Excerpted data -
* * * *

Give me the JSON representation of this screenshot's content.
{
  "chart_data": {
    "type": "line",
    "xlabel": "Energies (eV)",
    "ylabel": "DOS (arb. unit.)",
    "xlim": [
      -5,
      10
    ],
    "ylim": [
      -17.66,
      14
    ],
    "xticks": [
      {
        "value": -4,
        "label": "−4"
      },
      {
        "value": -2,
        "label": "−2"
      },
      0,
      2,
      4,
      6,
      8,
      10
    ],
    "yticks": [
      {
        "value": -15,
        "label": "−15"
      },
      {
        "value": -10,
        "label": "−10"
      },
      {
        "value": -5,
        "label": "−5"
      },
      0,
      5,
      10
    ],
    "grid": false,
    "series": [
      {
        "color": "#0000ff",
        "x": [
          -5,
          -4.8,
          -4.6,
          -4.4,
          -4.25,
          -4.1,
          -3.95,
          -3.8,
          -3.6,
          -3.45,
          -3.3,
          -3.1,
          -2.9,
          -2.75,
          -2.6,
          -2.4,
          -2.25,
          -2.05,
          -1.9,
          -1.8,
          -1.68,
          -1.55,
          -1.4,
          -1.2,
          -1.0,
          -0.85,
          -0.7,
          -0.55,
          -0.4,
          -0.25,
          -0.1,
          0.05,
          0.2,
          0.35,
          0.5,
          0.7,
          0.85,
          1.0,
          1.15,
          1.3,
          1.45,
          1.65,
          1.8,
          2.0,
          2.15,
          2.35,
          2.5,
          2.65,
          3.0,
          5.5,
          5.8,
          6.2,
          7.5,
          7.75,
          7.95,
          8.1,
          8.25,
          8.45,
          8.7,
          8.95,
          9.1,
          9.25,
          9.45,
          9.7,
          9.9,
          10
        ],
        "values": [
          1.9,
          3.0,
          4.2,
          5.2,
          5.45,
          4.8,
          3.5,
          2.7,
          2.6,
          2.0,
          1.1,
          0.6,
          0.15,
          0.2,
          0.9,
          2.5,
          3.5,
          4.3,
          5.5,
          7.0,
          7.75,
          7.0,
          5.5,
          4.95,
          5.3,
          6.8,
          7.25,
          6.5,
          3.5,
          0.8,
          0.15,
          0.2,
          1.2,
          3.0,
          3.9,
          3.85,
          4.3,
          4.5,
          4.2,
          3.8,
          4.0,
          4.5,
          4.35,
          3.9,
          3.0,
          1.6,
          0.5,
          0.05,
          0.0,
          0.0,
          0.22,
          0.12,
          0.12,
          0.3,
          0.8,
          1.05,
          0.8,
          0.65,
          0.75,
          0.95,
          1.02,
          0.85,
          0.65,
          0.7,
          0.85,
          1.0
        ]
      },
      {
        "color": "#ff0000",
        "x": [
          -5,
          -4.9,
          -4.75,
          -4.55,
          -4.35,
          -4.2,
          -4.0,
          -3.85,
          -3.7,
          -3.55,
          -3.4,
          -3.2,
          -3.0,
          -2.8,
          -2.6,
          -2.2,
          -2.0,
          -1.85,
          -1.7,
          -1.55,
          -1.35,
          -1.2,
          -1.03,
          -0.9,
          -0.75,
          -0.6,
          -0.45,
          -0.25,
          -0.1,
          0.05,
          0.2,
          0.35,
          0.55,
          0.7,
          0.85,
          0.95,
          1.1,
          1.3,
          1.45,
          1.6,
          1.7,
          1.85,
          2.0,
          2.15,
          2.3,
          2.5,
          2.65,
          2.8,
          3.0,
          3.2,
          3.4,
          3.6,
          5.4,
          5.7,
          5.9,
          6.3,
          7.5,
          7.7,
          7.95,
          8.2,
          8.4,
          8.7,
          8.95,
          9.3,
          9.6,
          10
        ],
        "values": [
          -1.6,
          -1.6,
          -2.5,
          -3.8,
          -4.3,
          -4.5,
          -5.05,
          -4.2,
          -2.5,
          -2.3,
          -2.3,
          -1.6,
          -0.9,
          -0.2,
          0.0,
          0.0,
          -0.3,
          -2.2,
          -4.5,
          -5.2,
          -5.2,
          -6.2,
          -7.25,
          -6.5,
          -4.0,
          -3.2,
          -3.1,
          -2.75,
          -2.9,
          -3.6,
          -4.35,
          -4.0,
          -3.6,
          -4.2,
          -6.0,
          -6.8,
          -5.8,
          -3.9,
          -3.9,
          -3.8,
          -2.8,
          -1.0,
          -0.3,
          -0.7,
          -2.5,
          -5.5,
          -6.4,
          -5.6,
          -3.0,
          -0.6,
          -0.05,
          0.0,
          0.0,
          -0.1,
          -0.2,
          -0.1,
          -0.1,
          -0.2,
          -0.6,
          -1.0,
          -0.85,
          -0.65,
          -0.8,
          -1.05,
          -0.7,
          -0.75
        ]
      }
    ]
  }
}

* * * *

Exercise details -
Reproduce each record exactly, leaving nothing out.

Problem solution -
Give me the JSON representation of this screenshot's content.
{
  "chart_data": {
    "type": "line",
    "xlabel": "Energies (eV)",
    "ylabel": "DOS (arb. unit.)",
    "xlim": [
      -5,
      10
    ],
    "ylim": [
      -17.66,
      14
    ],
    "xticks": [
      {
        "value": -4,
        "label": "−4"
      },
      {
        "value": -2,
        "label": "−2"
      },
      0,
      2,
      4,
      6,
      8,
      10
    ],
    "yticks": [
      {
        "value": -15,
        "label": "−15"
      },
      {
        "value": -10,
        "label": "−10"
      },
      {
        "value": -5,
        "label": "−5"
      },
      0,
      5,
      10
    ],
    "grid": false,
    "series": [
      {
        "color": "#0000ff",
        "x": [
          -5,
          -4.8,
          -4.6,
          -4.4,
          -4.25,
          -4.1,
          -3.95,
          -3.8,
          -3.6,
          -3.45,
          -3.3,
          -3.1,
          -2.9,
          -2.75,
          -2.6,
          -2.4,
          -2.25,
          -2.05,
          -1.9,
          -1.8,
          -1.68,
          -1.55,
          -1.4,
          -1.2,
          -1.0,
          -0.85,
          -0.7,
          -0.55,
          -0.4,
          -0.25,
          -0.1,
          0.05,
          0.2,
          0.35,
          0.5,
          0.7,
          0.85,
          1.0,
          1.15,
          1.3,
          1.45,
          1.65,
          1.8,
          2.0,
          2.15,
          2.35,
          2.5,
          2.65,
          3.0,
          5.5,
          5.8,
          6.2,
          7.5,
          7.75,
          7.95,
          8.1,
          8.25,
          8.45,
          8.7,
          8.95,
          9.1,
          9.25,
          9.45,
          9.7,
          9.9,
          10
        ],
        "values": [
          1.9,
          3.0,
          4.2,
          5.2,
          5.45,
          4.8,
          3.5,
          2.7,
          2.6,
          2.0,
          1.1,
          0.6,
          0.15,
          0.2,
          0.9,
          2.5,
          3.5,
          4.3,
          5.5,
          7.0,
          7.75,
          7.0,
          5.5,
          4.95,
          5.3,
          6.8,
          7.25,
          6.5,
          3.5,
          0.8,
          0.15,
          0.2,
          1.2,
          3.0,
          3.9,
          3.85,
          4.3,
          4.5,
          4.2,
          3.8,
          4.0,
          4.5,
          4.35,
          3.9,
          3.0,
          1.6,
          0.5,
          0.05,
          0.0,
          0.0,
          0.22,
          0.12,
          0.12,
          0.3,
          0.8,
          1.05,
          0.8,
          0.65,
          0.75,
          0.95,
          1.02,
          0.85,
          0.65,
          0.7,
          0.85,
          1.0
        ]
      },
      {
        "color": "#ff0000",
        "x": [
          -5,
          -4.9,
          -4.75,
          -4.55,
          -4.35,
          -4.2,
          -4.0,
          -3.85,
          -3.7,
          -3.55,
          -3.4,
          -3.2,
          -3.0,
          -2.8,
          -2.6,
          -2.2,
          -2.0,
          -1.85,
          -1.7,
          -1.55,
          -1.35,
          -1.2,
          -1.03,
          -0.9,
          -0.75,
          -0.6,
          -0.45,
          -0.25,
          -0.1,
          0.05,
          0.2,
          0.35,
          0.55,
          0.7,
          0.85,
          0.95,
          1.1,
          1.3,
          1.45,
          1.6,
          1.7,
          1.85,
          2.0,
          2.15,
          2.3,
          2.5,
          2.65,
          2.8,
          3.0,
          3.2,
          3.4,
          3.6,
          5.4,
          5.7,
          5.9,
          6.3,
          7.5,
          7.7,
          7.95,
          8.2,
          8.4,
          8.7,
          8.95,
          9.3,
          9.6,
          10
        ],
        "values": [
          -1.6,
          -1.6,
          -2.5,
          -3.8,
          -4.3,
          -4.5,
          -5.05,
          -4.2,
          -2.5,
          -2.3,
          -2.3,
          -1.6,
          -0.9,
          -0.2,
          0.0,
          0.0,
          -0.3,
          -2.2,
          -4.5,
          -5.2,
          -5.2,
          -6.2,
          -7.25,
          -6.5,
          -4.0,
          -3.2,
          -3.1,
          -2.75,
          -2.9,
          -3.6,
          -4.35,
          -4.0,
          -3.6,
          -4.2,
          -6.0,
          -6.8,
          -5.8,
          -3.9,
          -3.9,
          -3.8,
          -2.8,
          -1.0,
          -0.3,
          -0.7,
          -2.5,
          -5.5,
          -6.4,
          -5.6,
          -3.0,
          -0.6,
          -0.05,
          0.0,
          0.0,
          -0.1,
          -0.2,
          -0.1,
          -0.1,
          -0.2,
          -0.6,
          -1.0,
          -0.85,
          -0.65,
          -0.8,
          -1.05,
          -0.7,
          -0.75
        ]
      }
    ]
  }
}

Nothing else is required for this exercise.